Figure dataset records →
--- start ---
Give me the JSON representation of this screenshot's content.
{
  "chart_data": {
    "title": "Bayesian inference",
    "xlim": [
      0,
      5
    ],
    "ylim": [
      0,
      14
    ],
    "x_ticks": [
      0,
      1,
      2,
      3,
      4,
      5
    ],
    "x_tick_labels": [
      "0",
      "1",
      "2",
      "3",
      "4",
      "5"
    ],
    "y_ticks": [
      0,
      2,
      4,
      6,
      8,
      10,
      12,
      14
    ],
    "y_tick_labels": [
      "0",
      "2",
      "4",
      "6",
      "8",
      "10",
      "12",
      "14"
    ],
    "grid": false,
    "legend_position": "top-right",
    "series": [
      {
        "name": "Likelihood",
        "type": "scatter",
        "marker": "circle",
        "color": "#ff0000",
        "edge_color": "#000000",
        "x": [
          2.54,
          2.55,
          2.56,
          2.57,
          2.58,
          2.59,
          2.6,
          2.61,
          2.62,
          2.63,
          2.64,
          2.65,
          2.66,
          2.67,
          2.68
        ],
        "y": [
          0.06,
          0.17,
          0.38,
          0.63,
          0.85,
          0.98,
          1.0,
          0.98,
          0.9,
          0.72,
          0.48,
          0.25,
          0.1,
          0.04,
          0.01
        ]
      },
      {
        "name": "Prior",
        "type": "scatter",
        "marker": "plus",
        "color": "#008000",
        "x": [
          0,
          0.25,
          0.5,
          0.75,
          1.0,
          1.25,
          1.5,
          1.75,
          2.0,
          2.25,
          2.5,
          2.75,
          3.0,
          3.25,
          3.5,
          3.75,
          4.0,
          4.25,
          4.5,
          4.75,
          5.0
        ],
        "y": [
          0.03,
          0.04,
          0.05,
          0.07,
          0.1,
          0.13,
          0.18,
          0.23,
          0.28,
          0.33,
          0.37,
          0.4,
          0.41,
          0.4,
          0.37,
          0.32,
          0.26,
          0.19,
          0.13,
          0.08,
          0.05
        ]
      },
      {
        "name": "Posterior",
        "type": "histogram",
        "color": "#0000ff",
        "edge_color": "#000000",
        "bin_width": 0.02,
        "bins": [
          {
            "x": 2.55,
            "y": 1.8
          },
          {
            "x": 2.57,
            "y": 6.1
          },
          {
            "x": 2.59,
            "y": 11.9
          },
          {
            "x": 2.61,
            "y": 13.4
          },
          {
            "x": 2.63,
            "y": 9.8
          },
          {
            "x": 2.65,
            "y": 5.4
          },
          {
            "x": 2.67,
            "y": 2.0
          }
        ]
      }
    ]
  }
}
--- end ---
Directions →
Write the entire listing out again, word for word.

Final result →
Give me the JSON representation of this screenshot's content.
{
  "chart_data": {
    "title": "Bayesian inference",
    "xlim": [
      0,
      5
    ],
    "ylim": [
      0,
      14
    ],
    "x_ticks": [
      0,
      1,
      2,
      3,
      4,
      5
    ],
    "x_tick_labels": [
      "0",
      "1",
      "2",
      "3",
      "4",
      "5"
    ],
    "y_ticks": [
      0,
      2,
      4,
      6,
      8,
      10,
      12,
      14
    ],
    "y_tick_labels": [
      "0",
      "2",
      "4",
      "6",
      "8",
      "10",
      "12",
      "14"
    ],
    "grid": false,
    "legend_position": "top-right",
    "series": [
      {
        "name": "Likelihood",
        "type": "scatter",
        "marker": "circle",
        "color": "#ff0000",
        "edge_color": "#000000",
        "x": [
          2.54,
          2.55,
          2.56,
          2.57,
          2.58,
          2.59,
          2.6,
          2.61,
          2.62,
          2.63,
          2.64,
          2.65,
          2.66,
          2.67,
          2.68
        ],
        "y": [
          0.06,
          0.17,
          0.38,
          0.63,
          0.85,
          0.98,
          1.0,
          0.98,
          0.9,
          0.72,
          0.48,
          0.25,
          0.1,
          0.04,
          0.01
        ]
      },
      {
        "name": "Prior",
        "type": "scatter",
        "marker": "plus",
        "color": "#008000",
        "x": [
          0,
          0.25,
          0.5,
          0.75,
          1.0,
          1.25,
          1.5,
          1.75,
          2.0,
          2.25,
          2.5,
          2.75,
          3.0,
          3.25,
          3.5,
          3.75,
          4.0,
          4.25,
          4.5,
          4.75,
          5.0
        ],
        "y": [
          0.03,
          0.04,
          0.05,
          0.07,
          0.1,
          0.13,
          0.18,
          0.23,
          0.28,
          0.33,
          0.37,
          0.4,
          0.41,
          0.4,
          0.37,
          0.32,
          0.26,
          0.19,
          0.13,
          0.08,
          0.05
        ]
      },
      {
        "name": "Posterior",
        "type": "histogram",
        "color": "#0000ff",
        "edge_color": "#000000",
        "bin_width": 0.02,
        "bins": [
          {
            "x": 2.55,
            "y": 1.8
          },
          {
            "x": 2.57,
            "y": 6.1
          },
          {
            "x": 2.59,
            "y": 11.9
          },
          {
            "x": 2.61,
            "y": 13.4
          },
          {
            "x": 2.63,
            "y": 9.8
          },
          {
            "x": 2.65,
            "y": 5.4
          },
          {
            "x": 2.67,
            "y": 2.0
          }
        ]
      }
    ]
  }
}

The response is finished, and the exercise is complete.